● **What is needed**: Return the complete listing that follows, with each line reproduced exactly.

Records from a collection

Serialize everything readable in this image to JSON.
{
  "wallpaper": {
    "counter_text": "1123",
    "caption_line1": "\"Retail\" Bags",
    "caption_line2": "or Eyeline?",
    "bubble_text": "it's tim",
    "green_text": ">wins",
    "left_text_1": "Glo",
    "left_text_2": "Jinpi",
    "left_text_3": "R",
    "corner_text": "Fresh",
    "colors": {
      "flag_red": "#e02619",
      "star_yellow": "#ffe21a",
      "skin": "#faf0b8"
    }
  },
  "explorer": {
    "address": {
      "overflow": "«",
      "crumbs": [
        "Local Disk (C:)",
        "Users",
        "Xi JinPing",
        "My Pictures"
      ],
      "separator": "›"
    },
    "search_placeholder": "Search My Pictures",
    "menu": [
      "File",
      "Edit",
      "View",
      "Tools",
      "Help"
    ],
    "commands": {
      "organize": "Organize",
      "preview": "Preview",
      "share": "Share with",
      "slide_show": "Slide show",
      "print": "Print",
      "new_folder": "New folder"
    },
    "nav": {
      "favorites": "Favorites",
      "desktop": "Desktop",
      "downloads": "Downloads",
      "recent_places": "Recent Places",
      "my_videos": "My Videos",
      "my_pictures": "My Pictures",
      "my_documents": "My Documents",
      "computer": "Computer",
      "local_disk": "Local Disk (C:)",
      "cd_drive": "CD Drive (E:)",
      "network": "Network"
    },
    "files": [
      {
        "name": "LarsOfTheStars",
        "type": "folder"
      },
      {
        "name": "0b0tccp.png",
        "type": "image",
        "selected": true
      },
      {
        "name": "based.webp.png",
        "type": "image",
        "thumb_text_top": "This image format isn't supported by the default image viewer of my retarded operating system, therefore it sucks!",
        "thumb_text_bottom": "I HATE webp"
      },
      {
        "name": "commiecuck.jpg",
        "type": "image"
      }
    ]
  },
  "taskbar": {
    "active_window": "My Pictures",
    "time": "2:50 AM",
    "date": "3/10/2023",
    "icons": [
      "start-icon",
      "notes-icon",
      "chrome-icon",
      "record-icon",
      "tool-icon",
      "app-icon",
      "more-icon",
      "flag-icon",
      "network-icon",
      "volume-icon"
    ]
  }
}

● **Exercise result**:
Serialize everything readable in this image to JSON.
{
  "wallpaper": {
    "counter_text": "1123",
    "caption_line1": "\"Retail\" Bags",
    "caption_line2": "or Eyeline?",
    "bubble_text": "it's tim",
    "green_text": ">wins",
    "left_text_1": "Glo",
    "left_text_2": "Jinpi",
    "left_text_3": "R",
    "corner_text": "Fresh",
    "colors": {
      "flag_red": "#e02619",
      "star_yellow": "#ffe21a",
      "skin": "#faf0b8"
    }
  },
  "explorer": {
    "address": {
      "overflow": "«",
      "crumbs": [
        "Local Disk (C:)",
        "Users",
        "Xi JinPing",
        "My Pictures"
      ],
      "separator": "›"
    },
    "search_placeholder": "Search My Pictures",
    "menu": [
      "File",
      "Edit",
      "View",
      "Tools",
      "Help"
    ],
    "commands": {
      "organize": "Organize",
      "preview": "Preview",
      "share": "Share with",
      "slide_show": "Slide show",
      "print": "Print",
      "new_folder": "New folder"
    },
    "nav": {
      "favorites": "Favorites",
      "desktop": "Desktop",
      "downloads": "Downloads",
      "recent_places": "Recent Places",
      "my_videos": "My Videos",
      "my_pictures": "My Pictures",
      "my_documents": "My Documents",
      "computer": "Computer",
      "local_disk": "Local Disk (C:)",
      "cd_drive": "CD Drive (E:)",
      "network": "Network"
    },
    "files": [
      {
        "name": "LarsOfTheStars",
        "type": "folder"
      },
      {
        "name": "0b0tccp.png",
        "type": "image",
        "selected": true
      },
      {
        "name": "based.webp.png",
        "type": "image",
        "thumb_text_top": "This image format isn't supported by the default image viewer of my retarded operating system, therefore it sucks!",
        "thumb_text_bottom": "I HATE webp"
      },
      {
        "name": "commiecuck.jpg",
        "type": "image"
      }
    ]
  },
  "taskbar": {
    "active_window": "My Pictures",
    "time": "2:50 AM",
    "date": "3/10/2023",
    "icons": [
      "start-icon",
      "notes-icon",
      "chrome-icon",
      "record-icon",
      "tool-icon",
      "app-icon",
      "more-icon",
      "flag-icon",
      "network-icon",
      "volume-icon"
    ]
  }
}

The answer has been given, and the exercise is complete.